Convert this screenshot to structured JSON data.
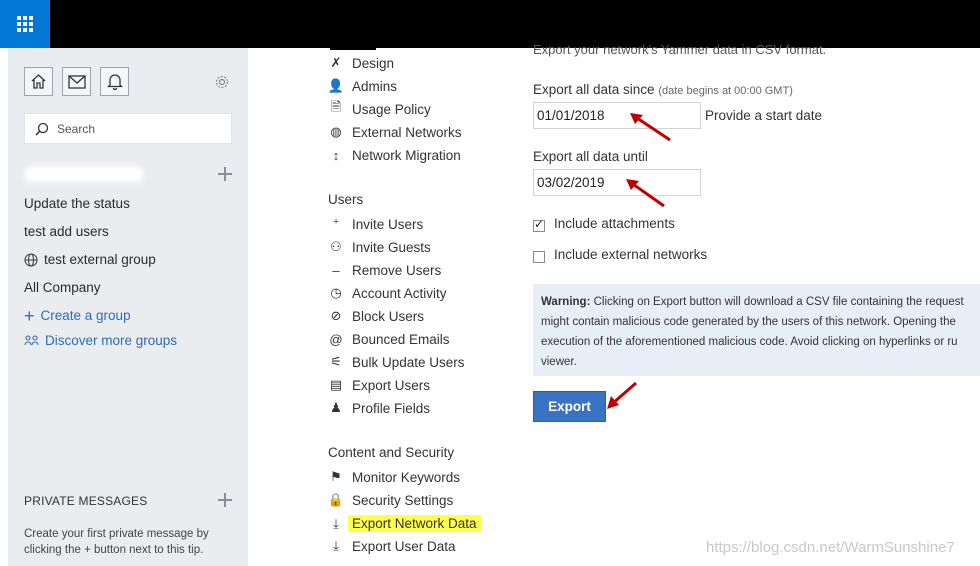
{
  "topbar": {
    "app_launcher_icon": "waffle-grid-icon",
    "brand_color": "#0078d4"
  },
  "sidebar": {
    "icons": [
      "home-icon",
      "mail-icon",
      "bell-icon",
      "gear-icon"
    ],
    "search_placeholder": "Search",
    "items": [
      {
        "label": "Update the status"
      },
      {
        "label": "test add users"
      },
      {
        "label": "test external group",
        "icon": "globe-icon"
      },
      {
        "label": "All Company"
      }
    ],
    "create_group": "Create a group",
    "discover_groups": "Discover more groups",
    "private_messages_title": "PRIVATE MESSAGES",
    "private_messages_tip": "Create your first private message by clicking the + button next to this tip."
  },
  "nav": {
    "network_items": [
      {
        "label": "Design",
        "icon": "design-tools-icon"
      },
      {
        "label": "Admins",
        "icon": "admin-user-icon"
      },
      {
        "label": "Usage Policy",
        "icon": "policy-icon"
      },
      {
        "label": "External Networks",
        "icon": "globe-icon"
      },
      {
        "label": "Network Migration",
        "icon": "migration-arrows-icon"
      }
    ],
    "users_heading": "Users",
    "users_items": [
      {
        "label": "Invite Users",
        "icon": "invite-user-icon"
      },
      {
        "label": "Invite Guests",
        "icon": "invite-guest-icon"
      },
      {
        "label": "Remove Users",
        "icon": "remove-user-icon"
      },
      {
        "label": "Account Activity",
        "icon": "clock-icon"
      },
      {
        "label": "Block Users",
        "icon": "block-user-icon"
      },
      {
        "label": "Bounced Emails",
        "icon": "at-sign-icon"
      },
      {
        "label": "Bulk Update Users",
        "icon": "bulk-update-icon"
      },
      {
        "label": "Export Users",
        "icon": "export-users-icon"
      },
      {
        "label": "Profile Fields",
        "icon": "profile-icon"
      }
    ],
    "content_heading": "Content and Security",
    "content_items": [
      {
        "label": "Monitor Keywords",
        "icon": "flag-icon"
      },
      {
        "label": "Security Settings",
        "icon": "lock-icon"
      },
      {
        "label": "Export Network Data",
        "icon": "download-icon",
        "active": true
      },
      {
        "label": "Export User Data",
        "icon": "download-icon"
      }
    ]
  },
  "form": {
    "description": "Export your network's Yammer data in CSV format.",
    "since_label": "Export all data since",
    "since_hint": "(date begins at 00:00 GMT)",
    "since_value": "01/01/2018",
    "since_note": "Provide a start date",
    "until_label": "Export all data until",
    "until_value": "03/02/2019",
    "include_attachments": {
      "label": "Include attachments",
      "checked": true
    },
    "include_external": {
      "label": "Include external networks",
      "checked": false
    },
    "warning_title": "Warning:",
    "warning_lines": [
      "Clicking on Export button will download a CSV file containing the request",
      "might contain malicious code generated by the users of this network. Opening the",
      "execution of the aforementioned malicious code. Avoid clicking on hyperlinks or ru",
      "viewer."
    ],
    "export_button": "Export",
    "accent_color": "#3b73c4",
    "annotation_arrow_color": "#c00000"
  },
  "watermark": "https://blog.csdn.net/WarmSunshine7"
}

*****

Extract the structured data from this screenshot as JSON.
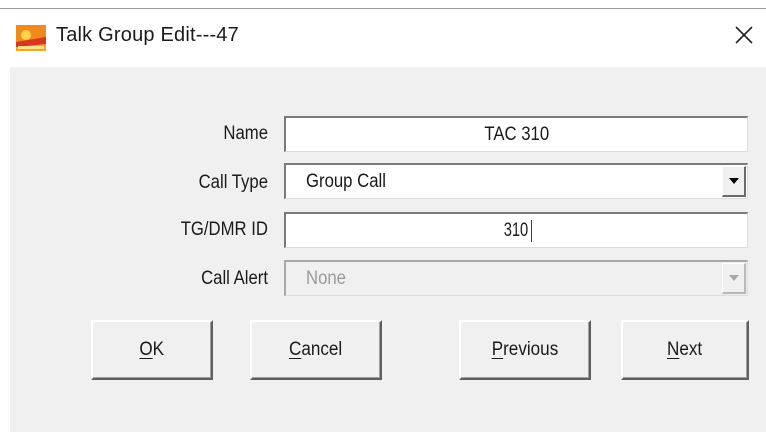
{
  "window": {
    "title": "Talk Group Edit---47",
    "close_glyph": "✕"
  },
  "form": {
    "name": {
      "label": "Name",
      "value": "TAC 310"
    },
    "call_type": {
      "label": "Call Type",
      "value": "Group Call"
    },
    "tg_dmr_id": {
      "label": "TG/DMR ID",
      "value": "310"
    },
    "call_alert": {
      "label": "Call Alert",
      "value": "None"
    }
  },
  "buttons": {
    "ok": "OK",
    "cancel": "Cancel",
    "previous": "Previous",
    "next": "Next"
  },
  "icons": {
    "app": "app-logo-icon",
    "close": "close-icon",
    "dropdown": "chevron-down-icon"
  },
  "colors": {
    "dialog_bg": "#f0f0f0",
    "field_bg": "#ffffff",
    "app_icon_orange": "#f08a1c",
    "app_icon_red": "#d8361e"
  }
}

*****

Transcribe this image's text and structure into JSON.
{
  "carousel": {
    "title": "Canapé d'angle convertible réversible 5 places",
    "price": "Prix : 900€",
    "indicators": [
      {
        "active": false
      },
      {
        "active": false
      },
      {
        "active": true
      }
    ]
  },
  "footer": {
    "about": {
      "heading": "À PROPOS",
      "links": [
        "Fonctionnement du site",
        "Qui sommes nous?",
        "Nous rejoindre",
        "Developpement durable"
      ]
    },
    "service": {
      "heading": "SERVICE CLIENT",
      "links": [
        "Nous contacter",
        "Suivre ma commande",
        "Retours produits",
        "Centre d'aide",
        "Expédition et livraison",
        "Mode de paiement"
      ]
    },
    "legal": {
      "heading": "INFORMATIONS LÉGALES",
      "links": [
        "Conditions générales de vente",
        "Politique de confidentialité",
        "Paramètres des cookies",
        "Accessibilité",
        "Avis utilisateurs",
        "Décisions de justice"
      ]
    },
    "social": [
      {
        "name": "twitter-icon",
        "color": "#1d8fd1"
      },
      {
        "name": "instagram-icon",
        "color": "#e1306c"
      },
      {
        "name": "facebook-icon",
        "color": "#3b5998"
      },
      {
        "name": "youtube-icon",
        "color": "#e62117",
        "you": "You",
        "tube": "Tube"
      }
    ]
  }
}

*****

- Exercise goal
Look through the entries above; copy every line holding the string "code".

- Result below
      "might contain malicious code generated by the users of this network. Opening the",
      "execution of the aforementioned malicious code. Avoid clicking on hyperlinks or ru",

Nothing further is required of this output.